▸ **Work to complete**: Reproduce every line of the listing as written, apart from the pictures.

##########

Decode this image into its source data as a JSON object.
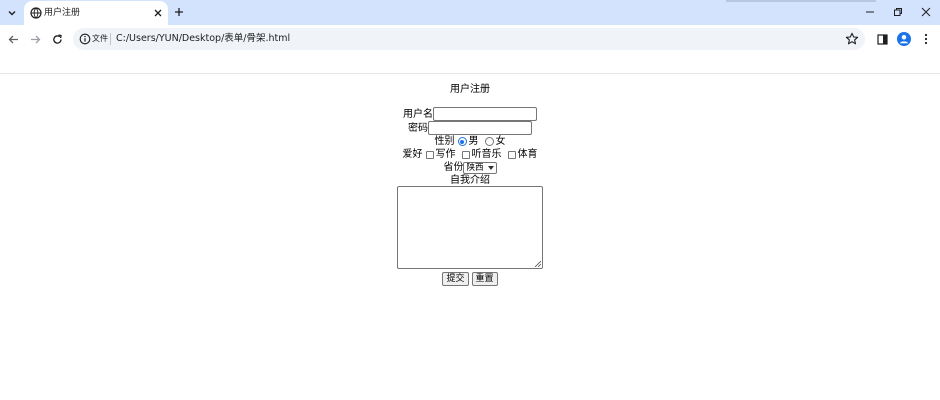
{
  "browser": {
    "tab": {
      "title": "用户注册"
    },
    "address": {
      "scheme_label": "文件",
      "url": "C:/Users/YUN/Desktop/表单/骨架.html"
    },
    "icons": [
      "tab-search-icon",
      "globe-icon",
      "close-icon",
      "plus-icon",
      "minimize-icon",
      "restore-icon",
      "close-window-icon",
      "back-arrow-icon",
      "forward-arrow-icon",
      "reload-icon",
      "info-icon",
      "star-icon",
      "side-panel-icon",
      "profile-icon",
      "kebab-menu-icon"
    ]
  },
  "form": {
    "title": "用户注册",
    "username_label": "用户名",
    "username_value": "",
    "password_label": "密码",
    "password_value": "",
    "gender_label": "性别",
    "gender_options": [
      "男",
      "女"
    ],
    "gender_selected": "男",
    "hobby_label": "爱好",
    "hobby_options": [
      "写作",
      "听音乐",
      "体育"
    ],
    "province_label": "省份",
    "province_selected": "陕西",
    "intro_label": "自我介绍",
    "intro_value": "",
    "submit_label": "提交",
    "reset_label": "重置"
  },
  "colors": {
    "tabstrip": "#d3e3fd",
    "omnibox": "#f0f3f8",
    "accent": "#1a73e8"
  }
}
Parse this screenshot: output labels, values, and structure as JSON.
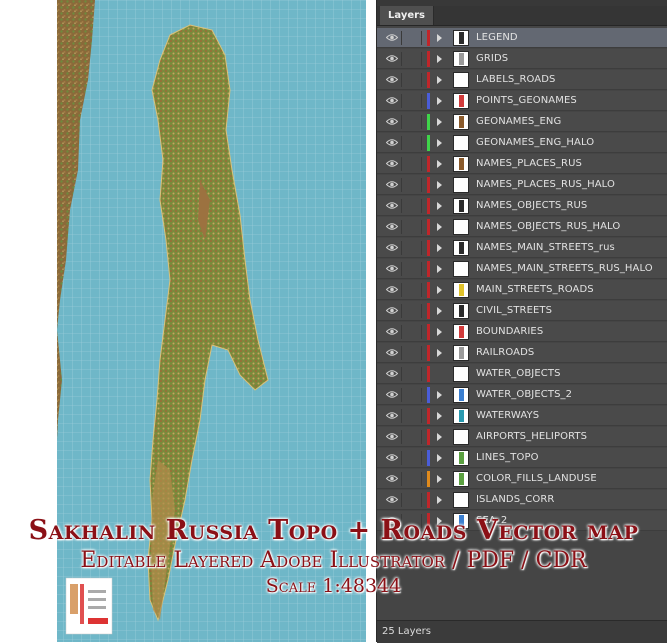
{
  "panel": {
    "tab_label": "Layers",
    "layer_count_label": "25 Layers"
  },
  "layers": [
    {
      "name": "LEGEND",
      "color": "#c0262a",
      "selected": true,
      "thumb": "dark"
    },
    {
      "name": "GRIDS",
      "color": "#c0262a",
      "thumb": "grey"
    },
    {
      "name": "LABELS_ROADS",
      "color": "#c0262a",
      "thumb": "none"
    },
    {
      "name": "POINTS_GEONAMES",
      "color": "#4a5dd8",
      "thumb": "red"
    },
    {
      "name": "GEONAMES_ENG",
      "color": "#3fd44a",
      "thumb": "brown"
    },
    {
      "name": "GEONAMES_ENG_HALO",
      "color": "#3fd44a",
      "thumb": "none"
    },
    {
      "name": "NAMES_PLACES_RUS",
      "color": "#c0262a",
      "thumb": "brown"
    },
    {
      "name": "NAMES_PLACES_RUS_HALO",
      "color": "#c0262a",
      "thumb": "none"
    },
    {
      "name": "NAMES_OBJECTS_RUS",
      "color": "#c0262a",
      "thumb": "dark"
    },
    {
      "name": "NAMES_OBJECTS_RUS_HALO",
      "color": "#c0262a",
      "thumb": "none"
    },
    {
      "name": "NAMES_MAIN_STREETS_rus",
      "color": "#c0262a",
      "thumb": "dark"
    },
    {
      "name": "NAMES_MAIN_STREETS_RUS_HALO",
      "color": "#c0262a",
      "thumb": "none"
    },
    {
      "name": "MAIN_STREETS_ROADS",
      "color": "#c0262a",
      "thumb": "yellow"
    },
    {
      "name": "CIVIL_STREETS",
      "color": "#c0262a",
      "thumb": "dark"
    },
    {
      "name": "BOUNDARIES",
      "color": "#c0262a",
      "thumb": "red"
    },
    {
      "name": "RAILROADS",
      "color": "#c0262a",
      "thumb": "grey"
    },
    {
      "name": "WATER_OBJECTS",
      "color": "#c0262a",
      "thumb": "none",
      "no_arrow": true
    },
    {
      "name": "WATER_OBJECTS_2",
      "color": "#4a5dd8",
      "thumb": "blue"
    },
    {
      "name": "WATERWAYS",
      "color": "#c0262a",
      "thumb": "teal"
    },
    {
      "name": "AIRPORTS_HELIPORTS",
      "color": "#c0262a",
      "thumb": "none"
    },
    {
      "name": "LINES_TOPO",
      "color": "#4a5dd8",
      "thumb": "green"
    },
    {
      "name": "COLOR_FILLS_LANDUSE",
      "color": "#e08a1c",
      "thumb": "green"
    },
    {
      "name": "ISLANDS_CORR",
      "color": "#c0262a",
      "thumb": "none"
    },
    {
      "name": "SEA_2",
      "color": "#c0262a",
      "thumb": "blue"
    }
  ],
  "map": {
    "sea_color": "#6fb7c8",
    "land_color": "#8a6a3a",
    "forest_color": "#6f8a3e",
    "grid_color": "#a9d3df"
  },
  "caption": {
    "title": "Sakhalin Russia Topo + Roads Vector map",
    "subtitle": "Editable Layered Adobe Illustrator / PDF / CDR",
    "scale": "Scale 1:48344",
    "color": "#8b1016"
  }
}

##########

▸ **Result**:
Decode this image into its source data as a JSON object.
{
  "browser": {
    "tab": {
      "title": "用户注册"
    },
    "address": {
      "scheme_label": "文件",
      "url": "C:/Users/YUN/Desktop/表单/骨架.html"
    },
    "icons": [
      "tab-search-icon",
      "globe-icon",
      "close-icon",
      "plus-icon",
      "minimize-icon",
      "restore-icon",
      "close-window-icon",
      "back-arrow-icon",
      "forward-arrow-icon",
      "reload-icon",
      "info-icon",
      "star-icon",
      "side-panel-icon",
      "profile-icon",
      "kebab-menu-icon"
    ]
  },
  "form": {
    "title": "用户注册",
    "username_label": "用户名",
    "username_value": "",
    "password_label": "密码",
    "password_value": "",
    "gender_label": "性别",
    "gender_options": [
      "男",
      "女"
    ],
    "gender_selected": "男",
    "hobby_label": "爱好",
    "hobby_options": [
      "写作",
      "听音乐",
      "体育"
    ],
    "province_label": "省份",
    "province_selected": "陕西",
    "intro_label": "自我介绍",
    "intro_value": "",
    "submit_label": "提交",
    "reset_label": "重置"
  },
  "colors": {
    "tabstrip": "#d3e3fd",
    "omnibox": "#f0f3f8",
    "accent": "#1a73e8"
  }
}
Parse this screenshot: output labels, values, and structure as JSON.
{
  "panel": {
    "tab_label": "Layers",
    "layer_count_label": "25 Layers"
  },
  "layers": [
    {
      "name": "LEGEND",
      "color": "#c0262a",
      "selected": true,
      "thumb": "dark"
    },
    {
      "name": "GRIDS",
      "color": "#c0262a",
      "thumb": "grey"
    },
    {
      "name": "LABELS_ROADS",
      "color": "#c0262a",
      "thumb": "none"
    },
    {
      "name": "POINTS_GEONAMES",
      "color": "#4a5dd8",
      "thumb": "red"
    },
    {
      "name": "GEONAMES_ENG",
      "color": "#3fd44a",
      "thumb": "brown"
    },
    {
      "name": "GEONAMES_ENG_HALO",
      "color": "#3fd44a",
      "thumb": "none"
    },
    {
      "name": "NAMES_PLACES_RUS",
      "color": "#c0262a",
      "thumb": "brown"
    },
    {
      "name": "NAMES_PLACES_RUS_HALO",
      "color": "#c0262a",
      "thumb": "none"
    },
    {
      "name": "NAMES_OBJECTS_RUS",
      "color": "#c0262a",
      "thumb": "dark"
    },
    {
      "name": "NAMES_OBJECTS_RUS_HALO",
      "color": "#c0262a",
      "thumb": "none"
    },
    {
      "name": "NAMES_MAIN_STREETS_rus",
      "color": "#c0262a",
      "thumb": "dark"
    },
    {
      "name": "NAMES_MAIN_STREETS_RUS_HALO",
      "color": "#c0262a",
      "thumb": "none"
    },
    {
      "name": "MAIN_STREETS_ROADS",
      "color": "#c0262a",
      "thumb": "yellow"
    },
    {
      "name": "CIVIL_STREETS",
      "color": "#c0262a",
      "thumb": "dark"
    },
    {
      "name": "BOUNDARIES",
      "color": "#c0262a",
      "thumb": "red"
    },
    {
      "name": "RAILROADS",
      "color": "#c0262a",
      "thumb": "grey"
    },
    {
      "name": "WATER_OBJECTS",
      "color": "#c0262a",
      "thumb": "none",
      "no_arrow": true
    },
    {
      "name": "WATER_OBJECTS_2",
      "color": "#4a5dd8",
      "thumb": "blue"
    },
    {
      "name": "WATERWAYS",
      "color": "#c0262a",
      "thumb": "teal"
    },
    {
      "name": "AIRPORTS_HELIPORTS",
      "color": "#c0262a",
      "thumb": "none"
    },
    {
      "name": "LINES_TOPO",
      "color": "#4a5dd8",
      "thumb": "green"
    },
    {
      "name": "COLOR_FILLS_LANDUSE",
      "color": "#e08a1c",
      "thumb": "green"
    },
    {
      "name": "ISLANDS_CORR",
      "color": "#c0262a",
      "thumb": "none"
    },
    {
      "name": "SEA_2",
      "color": "#c0262a",
      "thumb": "blue"
    }
  ],
  "map": {
    "sea_color": "#6fb7c8",
    "land_color": "#8a6a3a",
    "forest_color": "#6f8a3e",
    "grid_color": "#a9d3df"
  },
  "caption": {
    "title": "Sakhalin Russia Topo + Roads Vector map",
    "subtitle": "Editable Layered Adobe Illustrator / PDF / CDR",
    "scale": "Scale 1:48344",
    "color": "#8b1016"
  }
}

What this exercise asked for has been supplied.